Figure content listings
-.-.-

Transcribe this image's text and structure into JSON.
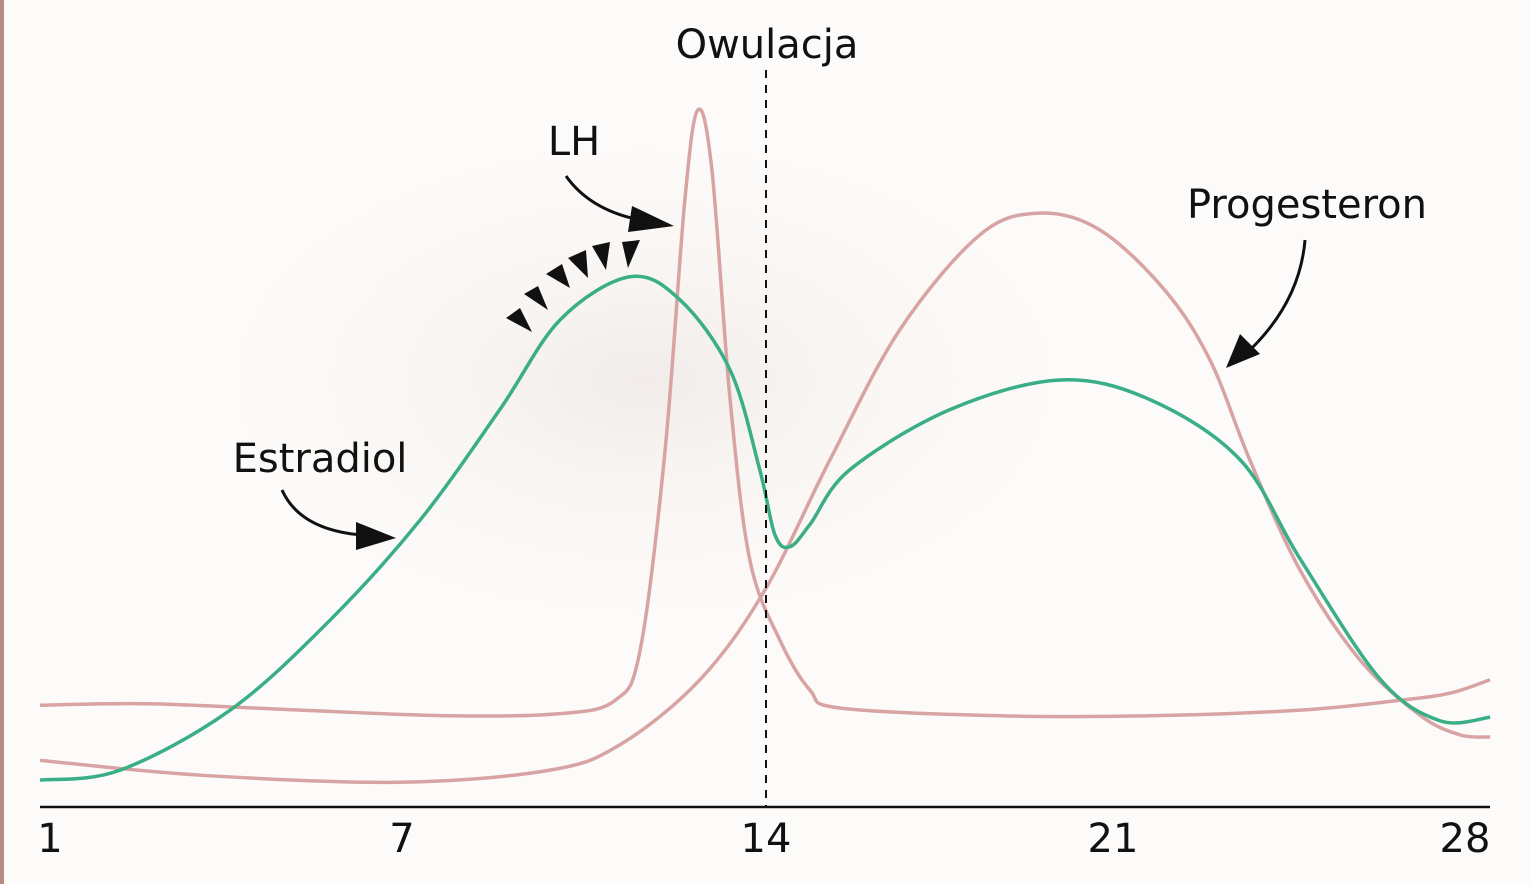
{
  "chart_data": {
    "type": "line",
    "title": "",
    "xlabel": "",
    "ylabel": "",
    "x_ticks": [
      1,
      7,
      14,
      21,
      28
    ],
    "x_tick_labels": [
      "1",
      "7",
      "14",
      "21",
      "28"
    ],
    "xlim": [
      0.83,
      28.5
    ],
    "ylim": [
      0,
      100
    ],
    "grid": false,
    "colors": {
      "estradiol": "#3aae86",
      "lh": "#d8a3a3",
      "progesteron": "#d8a3a3"
    },
    "annotations": {
      "ovulation": {
        "label": "Owulacja",
        "day": 14
      },
      "lh_label": "LH",
      "progesteron_label": "Progesteron",
      "estradiol_label": "Estradiol"
    },
    "series": [
      {
        "name": "Estradiol",
        "color": "#3aae86",
        "x": [
          0.83,
          2.19,
          4.07,
          5.77,
          7.35,
          8.88,
          10.04,
          11.38,
          12.35,
          13.31,
          13.88,
          14.18,
          14.48,
          14.89,
          15.69,
          17.71,
          19.93,
          21.74,
          23.53,
          24.72,
          26.31,
          27.5,
          28.5
        ],
        "y": [
          3.8,
          5.2,
          13.7,
          26.4,
          40.6,
          56.2,
          68.9,
          75.0,
          71.7,
          61.8,
          47.7,
          38.5,
          36.8,
          40.0,
          47.7,
          56.2,
          60.4,
          57.6,
          49.1,
          35.1,
          18.1,
          12.2,
          12.7
        ]
      },
      {
        "name": "LH",
        "color": "#d8a3a3",
        "x": [
          0.83,
          2.7,
          5.26,
          7.92,
          10.04,
          11.1,
          11.58,
          12.06,
          12.44,
          12.69,
          12.96,
          13.31,
          13.69,
          14.28,
          14.89,
          15.49,
          18.72,
          21.74,
          24.72,
          26.71,
          27.7,
          28.5
        ],
        "y": [
          14.4,
          14.6,
          13.7,
          12.9,
          13.2,
          15.1,
          22.2,
          50.5,
          85.9,
          98.6,
          90.1,
          57.6,
          34.9,
          23.6,
          16.5,
          14.0,
          12.9,
          12.9,
          13.7,
          15.1,
          16.1,
          18.0
        ]
      },
      {
        "name": "Progesteron",
        "color": "#d8a3a3",
        "x": [
          0.83,
          3.56,
          6.97,
          9.83,
          11.19,
          12.73,
          13.98,
          15.29,
          16.7,
          18.31,
          19.52,
          20.74,
          22.03,
          22.93,
          23.72,
          24.72,
          25.91,
          27.1,
          27.9,
          28.5
        ],
        "y": [
          6.6,
          4.5,
          3.5,
          5.2,
          8.8,
          18.0,
          30.7,
          49.1,
          67.5,
          80.9,
          84.0,
          81.6,
          73.1,
          63.2,
          49.1,
          33.5,
          20.8,
          13.0,
          10.2,
          9.9
        ]
      }
    ]
  }
}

-.-.-

> [REQUIREMENTS]:
Read through the entries and copy each line in which "name" appears.

> [EXPECTED OUTPUT]:
        "name": "Estradiol",
        "name": "LH",
        "name": "Progesteron",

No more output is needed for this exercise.